## begin Information shown

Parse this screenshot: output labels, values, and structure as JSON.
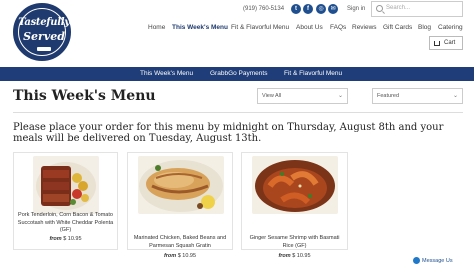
{
  "brand": {
    "logo_line1": "Tastefully",
    "logo_line2": "Served"
  },
  "topbar": {
    "phone": "(919) 760-5134",
    "social_icons": [
      "twitter-icon",
      "facebook-icon",
      "instagram-icon",
      "email-icon"
    ],
    "signin_label": "Sign in",
    "search_placeholder": "Search..."
  },
  "nav": {
    "items": [
      {
        "label": "Home"
      },
      {
        "label": "This Week's Menu",
        "active": true
      },
      {
        "label": "Fit & Flavorful Menu"
      },
      {
        "label": "About Us"
      },
      {
        "label": "FAQs"
      },
      {
        "label": "Reviews"
      },
      {
        "label": "Gift Cards"
      },
      {
        "label": "Blog"
      },
      {
        "label": "Catering"
      }
    ],
    "cart_label": "Cart"
  },
  "subnav": {
    "items": [
      {
        "label": "This Week's Menu"
      },
      {
        "label": "GrabbGo Payments"
      },
      {
        "label": "Fit & Flavorful Menu"
      }
    ],
    "background": "#1f3d78"
  },
  "page": {
    "title": "This Week's Menu",
    "filter_view": "View All",
    "filter_sort": "Featured",
    "notice": "Please place your order for this menu by midnight on Thursday, August 8th and your meals will be delivered on Tuesday, August 13th."
  },
  "products": [
    {
      "name": "Pork Tenderloin, Corn Bacon & Tomato Succotash with White Cheddar Polenta (GF)",
      "price_prefix": "from",
      "price": "$ 10.95"
    },
    {
      "name": "Marinated Chicken, Baked Beans and Parmesan Squash Gratin",
      "price_prefix": "from",
      "price": "$ 10.95"
    },
    {
      "name": "Ginger Sesame Shrimp with Basmati Rice (GF)",
      "price_prefix": "from",
      "price": "$ 10.95"
    }
  ],
  "chat": {
    "label": "Message Us"
  }
}
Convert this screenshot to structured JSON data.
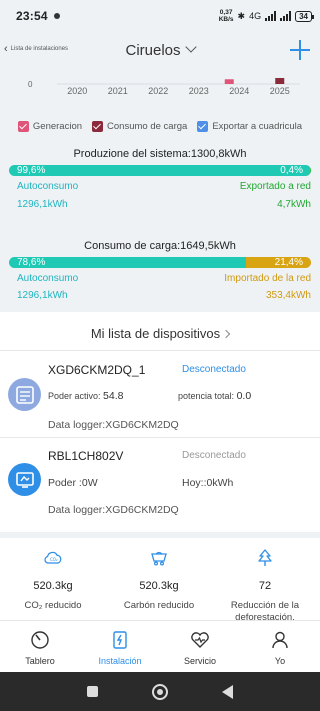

## end Information shown

→ **Goal**
Reproduce every line of the material precisely, omitting its pictures.

→ **Solution to this exercise**
Parse this screenshot: output labels, values, and structure as JSON.
{
  "brand": {
    "logo_line1": "Tastefully",
    "logo_line2": "Served"
  },
  "topbar": {
    "phone": "(919) 760-5134",
    "social_icons": [
      "twitter-icon",
      "facebook-icon",
      "instagram-icon",
      "email-icon"
    ],
    "signin_label": "Sign in",
    "search_placeholder": "Search..."
  },
  "nav": {
    "items": [
      {
        "label": "Home"
      },
      {
        "label": "This Week's Menu",
        "active": true
      },
      {
        "label": "Fit & Flavorful Menu"
      },
      {
        "label": "About Us"
      },
      {
        "label": "FAQs"
      },
      {
        "label": "Reviews"
      },
      {
        "label": "Gift Cards"
      },
      {
        "label": "Blog"
      },
      {
        "label": "Catering"
      }
    ],
    "cart_label": "Cart"
  },
  "subnav": {
    "items": [
      {
        "label": "This Week's Menu"
      },
      {
        "label": "GrabbGo Payments"
      },
      {
        "label": "Fit & Flavorful Menu"
      }
    ],
    "background": "#1f3d78"
  },
  "page": {
    "title": "This Week's Menu",
    "filter_view": "View All",
    "filter_sort": "Featured",
    "notice": "Please place your order for this menu by midnight on Thursday, August 8th and your meals will be delivered on Tuesday, August 13th."
  },
  "products": [
    {
      "name": "Pork Tenderloin, Corn Bacon & Tomato Succotash with White Cheddar Polenta (GF)",
      "price_prefix": "from",
      "price": "$ 10.95"
    },
    {
      "name": "Marinated Chicken, Baked Beans and Parmesan Squash Gratin",
      "price_prefix": "from",
      "price": "$ 10.95"
    },
    {
      "name": "Ginger Sesame Shrimp with Basmati Rice (GF)",
      "price_prefix": "from",
      "price": "$ 10.95"
    }
  ],
  "chat": {
    "label": "Message Us"
  }
}
Convert this screenshot to structured JSON data.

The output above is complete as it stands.